**Work to be completed**
Turn every line of the items below into a Markdown table with two columns, "Row" for the row number and "Text" for the line itself, skipping any blank lines. Leave the pictures out of the table.

**Region annotation records**
┌──
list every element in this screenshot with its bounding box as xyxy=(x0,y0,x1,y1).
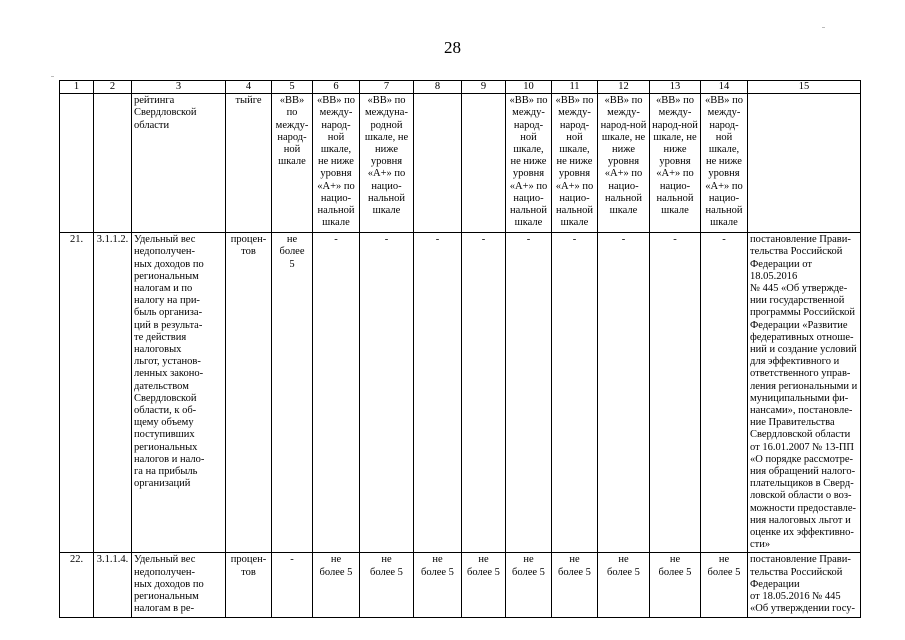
indicator-table xyxy=(59,80,861,618)
table-cell-col-3: Удельный вес недополучен- ных доходов по региональным налогам в ре- xyxy=(132,553,226,617)
table-cell-col-3: Удельный вес недополучен- ных доходов по региональным налогам и по налогу на при- быль организа- ций в результа- те действия налоговых льгот, установ- ленных законо- дательством Свердловской области, к об- щему объему поступивших региональных налогов и нало- га на прибыль организаций xyxy=(132,233,226,553)
table-cell-col-14: не более 5 xyxy=(701,553,748,617)
table-cell-col-9 xyxy=(462,94,506,233)
table-cell-col-10: не более 5 xyxy=(506,553,552,617)
table-cell-col-15: постановление Прави- тельства Российской Федерации от 18.05.2016 № 445 «Об утверждении госу- xyxy=(748,553,861,617)
table-cell-col-5: «ВВ» по между- народ- ной шкале xyxy=(272,94,313,233)
table-cell-col-5: - xyxy=(272,553,313,617)
table-cell-col-10: «ВВ» по между- народ- ной шкале, не ниже уровня «А+» по нацио- нальной шкале xyxy=(506,94,552,233)
table-cell-col-11: не более 5 xyxy=(552,553,598,617)
table-cell-col-5: не более 5 xyxy=(272,233,313,553)
table-cell-col-1 xyxy=(60,94,94,233)
column-header-4: 4 xyxy=(226,81,272,94)
table-cell-col-15: постановление Прави- тельства Российской Федерации от 18.05.2016 № 445 «Об утвержде- нии государственной программы Российской Федерации «Развитие федеративных отноше- ний и создание условий для эффективного и ответственного управ- ления региональными и муниципальными фи- нансами», постановле- ние Правительства Свердловской области от 16.01.2007 № 13-ПП «О порядке рассмотре- ния обращений налого- плательщиков в Сверд- ловской области о воз- можности предоставле- ния налоговых льгот и оценке их эффективно- сти» xyxy=(748,233,861,553)
table-cell-col-2 xyxy=(94,94,132,233)
table-cell-col-4: процен- тов xyxy=(226,553,272,617)
column-header-3: 3 xyxy=(132,81,226,94)
table-cell-col-14: - xyxy=(701,233,748,553)
table-cell-col-8: - xyxy=(414,233,462,553)
table-cell-col-8: не более 5 xyxy=(414,553,462,617)
table-cell-col-3: рейтинга Свердловской области xyxy=(132,94,226,233)
table-cell-col-6: не более 5 xyxy=(313,553,360,617)
table-cell-col-6: - xyxy=(313,233,360,553)
table-cell-col-2: 3.1.1.2. xyxy=(94,233,132,553)
scan-mark xyxy=(51,76,54,77)
table-cell-col-4: тыйге xyxy=(226,94,272,233)
scan-mark xyxy=(822,27,825,28)
table-cell-col-12: не более 5 xyxy=(598,553,650,617)
column-header-12: 12 xyxy=(598,81,650,94)
table-cell-col-1: 22. xyxy=(60,553,94,617)
column-header-15: 15 xyxy=(748,81,861,94)
page-number: 28 xyxy=(444,38,461,57)
table-row xyxy=(60,94,861,233)
table-cell-col-7: «ВВ» по междуна- родной шкале, не ниже уровня «А+» по нацио- нальной шкале xyxy=(360,94,414,233)
table-cell-col-11: - xyxy=(552,233,598,553)
table-cell-col-10: - xyxy=(506,233,552,553)
table-cell-col-13: «ВВ» по между- народ-ной шкале, не ниже уровня «А+» по нацио- нальной шкале xyxy=(650,94,701,233)
table-cell-col-1: 21. xyxy=(60,233,94,553)
column-header-6: 6 xyxy=(313,81,360,94)
table-cell-col-7: - xyxy=(360,233,414,553)
table-cell-col-2: 3.1.1.4. xyxy=(94,553,132,617)
table-cell-col-12: «ВВ» по между- народ-ной шкале, не ниже уровня «А+» по нацио- нальной шкале xyxy=(598,94,650,233)
column-header-11: 11 xyxy=(552,81,598,94)
column-header-14: 14 xyxy=(701,81,748,94)
table-cell-col-6: «ВВ» по между- народ- ной шкале, не ниже уровня «А+» по нацио- нальной шкале xyxy=(313,94,360,233)
table-cell-col-9: - xyxy=(462,233,506,553)
table-cell-col-14: «ВВ» по между- народ- ной шкале, не ниже уровня «А+» по нацио- нальной шкале xyxy=(701,94,748,233)
table-row xyxy=(60,553,861,617)
column-header-1: 1 xyxy=(60,81,94,94)
column-header-10: 10 xyxy=(506,81,552,94)
table-cell-col-9: не более 5 xyxy=(462,553,506,617)
column-header-5: 5 xyxy=(272,81,313,94)
column-header-2: 2 xyxy=(94,81,132,94)
table-cell-col-11: «ВВ» по между- народ- ной шкале, не ниже уровня «А+» по нацио- нальной шкале xyxy=(552,94,598,233)
column-header-9: 9 xyxy=(462,81,506,94)
table-cell-col-13: - xyxy=(650,233,701,553)
column-header-13: 13 xyxy=(650,81,701,94)
table-cell-col-12: - xyxy=(598,233,650,553)
table-cell-col-4: процен- тов xyxy=(226,233,272,553)
table-cell-col-8 xyxy=(414,94,462,233)
column-header-7: 7 xyxy=(360,81,414,94)
column-header-8: 8 xyxy=(414,81,462,94)
table-cell-col-7: не более 5 xyxy=(360,553,414,617)
table-row xyxy=(60,233,861,553)
table-cell-col-15 xyxy=(748,94,861,233)
table-cell-col-13: не более 5 xyxy=(650,553,701,617)
header-row xyxy=(60,81,861,94)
└──
**Written answer**
| Row | Text |
|---|---|
| 1 | list every element in this screenshot with its bounding box as xyxy=(x0,y0,x1,y1). |
| 2 | indicator-table xyxy=(59,80,861,618) |
| 3 | table-cell-col-3: Удельный вес недополучен- ных доходов по региональным налогам в ре- xyxy=(132,553,226,617) |
| 4 | table-cell-col-3: Удельный вес недополучен- ных доходов по региональным налогам и по налогу на при- быль организа- ций в результа- те действия налоговых льгот, установ- ленных законо- дательством Свердловской области, к об- щему объему поступивших региональных налогов и нало- га на прибыль организаций xyxy=(132,233,226,553) |
| 5 | table-cell-col-14: не более 5 xyxy=(701,553,748,617) |
| 6 | table-cell-col-9 xyxy=(462,94,506,233) |
| 7 | table-cell-col-10: не более 5 xyxy=(506,553,552,617) |
| 8 | table-cell-col-15: постановление Прави- тельства Российской Федерации от 18.05.2016 № 445 «Об утверждении госу- xyxy=(748,553,861,617) |
| 9 | table-cell-col-5: «ВВ» по между- народ- ной шкале xyxy=(272,94,313,233) |
| 10 | table-cell-col-5: - xyxy=(272,553,313,617) |
| 11 | table-cell-col-10: «ВВ» по между- народ- ной шкале, не ниже уровня «А+» по нацио- нальной шкале xyxy=(506,94,552,233) |
| 12 | table-cell-col-11: не более 5 xyxy=(552,553,598,617) |
| 13 | table-cell-col-5: не более 5 xyxy=(272,233,313,553) |
| 14 | table-cell-col-1 xyxy=(60,94,94,233) |
| 15 | column-header-4: 4 xyxy=(226,81,272,94) |
| 16 | table-cell-col-15: постановление Прави- тельства Российской Федерации от 18.05.2016 № 445 «Об утвержде- нии государственной программы Российской Федерации «Развитие федеративных отноше- ний и создание условий для эффективного и ответственного управ- ления региональными и муниципальными фи- нансами», постановле- ние Правительства Свердловской области от 16.01.2007 № 13-ПП «О порядке рассмотре- ния обращений налого- плательщиков в Сверд- ловской области о воз- можности предоставле- ния налоговых льгот и оценке их эффективно- сти» xyxy=(748,233,861,553) |
| 17 | table-cell-col-2 xyxy=(94,94,132,233) |
| 18 | table-cell-col-4: процен- тов xyxy=(226,553,272,617) |
| 19 | column-header-3: 3 xyxy=(132,81,226,94) |
| 20 | table-cell-col-14: - xyxy=(701,233,748,553) |
| 21 | table-cell-col-8: - xyxy=(414,233,462,553) |
| 22 | table-cell-col-8: не более 5 xyxy=(414,553,462,617) |
| 23 | table-cell-col-3: рейтинга Свердловской области xyxy=(132,94,226,233) |
| 24 | table-cell-col-6: не более 5 xyxy=(313,553,360,617) |
| 25 | table-cell-col-6: - xyxy=(313,233,360,553) |
| 26 | table-cell-col-2: 3.1.1.2. xyxy=(94,233,132,553) |
| 27 | scan-mark xyxy=(51,76,54,77) |
| 28 | table-cell-col-4: тыйге xyxy=(226,94,272,233) |
| 29 | scan-mark xyxy=(822,27,825,28) |
| 30 | table-cell-col-12: не более 5 xyxy=(598,553,650,617) |
| 31 | column-header-12: 12 xyxy=(598,81,650,94) |
| 32 | table-cell-col-1: 22. xyxy=(60,553,94,617) |
| 33 | column-header-15: 15 xyxy=(748,81,861,94) |
| 34 | page-number: 28 xyxy=(444,38,461,57) |
| 35 | table-row xyxy=(60,94,861,233) |
| 36 | table-cell-col-7: «ВВ» по междуна- родной шкале, не ниже уровня «А+» по нацио- нальной шкале xyxy=(360,94,414,233) |
| 37 | table-cell-col-11: - xyxy=(552,233,598,553) |
| 38 | table-cell-col-10: - xyxy=(506,233,552,553) |
| 39 | table-cell-col-13: «ВВ» по между- народ-ной шкале, не ниже уровня «А+» по нацио- нальной шкале xyxy=(650,94,701,233) |
| 40 | table-cell-col-1: 21. xyxy=(60,233,94,553) |
| 41 | column-header-6: 6 xyxy=(313,81,360,94) |
| 42 | table-cell-col-7: - xyxy=(360,233,414,553) |
| 43 | table-cell-col-2: 3.1.1.4. xyxy=(94,553,132,617) |
| 44 | table-cell-col-12: «ВВ» по между- народ-ной шкале, не ниже уровня «А+» по нацио- нальной шкале xyxy=(598,94,650,233) |
| 45 | column-header-11: 11 xyxy=(552,81,598,94) |
| 46 | column-header-14: 14 xyxy=(701,81,748,94) |
| 47 | table-cell-col-6: «ВВ» по между- народ- ной шкале, не ниже уровня «А+» по нацио- нальной шкале xyxy=(313,94,360,233) |
| 48 | table-cell-col-9: - xyxy=(462,233,506,553) |
| 49 | table-cell-col-14: «ВВ» по между- народ- ной шкале, не ниже уровня «А+» по нацио- нальной шкале xyxy=(701,94,748,233) |
| 50 | table-row xyxy=(60,553,861,617) |
| 51 | column-header-1: 1 xyxy=(60,81,94,94) |
| 52 | column-header-10: 10 xyxy=(506,81,552,94) |
| 53 | table-cell-col-9: не более 5 xyxy=(462,553,506,617) |
| 54 | column-header-5: 5 xyxy=(272,81,313,94) |
| 55 | column-header-2: 2 xyxy=(94,81,132,94) |
| 56 | table-cell-col-11: «ВВ» по между- народ- ной шкале, не ниже уровня «А+» по нацио- нальной шкале xyxy=(552,94,598,233) |
| 57 | column-header-9: 9 xyxy=(462,81,506,94) |
| 58 | table-cell-col-13: - xyxy=(650,233,701,553) |
| 59 | column-header-13: 13 xyxy=(650,81,701,94) |
| 60 | table-cell-col-12: - xyxy=(598,233,650,553) |
| 61 | table-cell-col-4: процен- тов xyxy=(226,233,272,553) |
| 62 | table-cell-col-8 xyxy=(414,94,462,233) |
| 63 | column-header-7: 7 xyxy=(360,81,414,94) |
| 64 | column-header-8: 8 xyxy=(414,81,462,94) |
| 65 | table-cell-col-7: не более 5 xyxy=(360,553,414,617) |
| 66 | table-row xyxy=(60,233,861,553) |
| 67 | table-cell-col-15 xyxy=(748,94,861,233) |
| 68 | table-cell-col-13: не более 5 xyxy=(650,553,701,617) |
| 69 | header-row xyxy=(60,81,861,94) |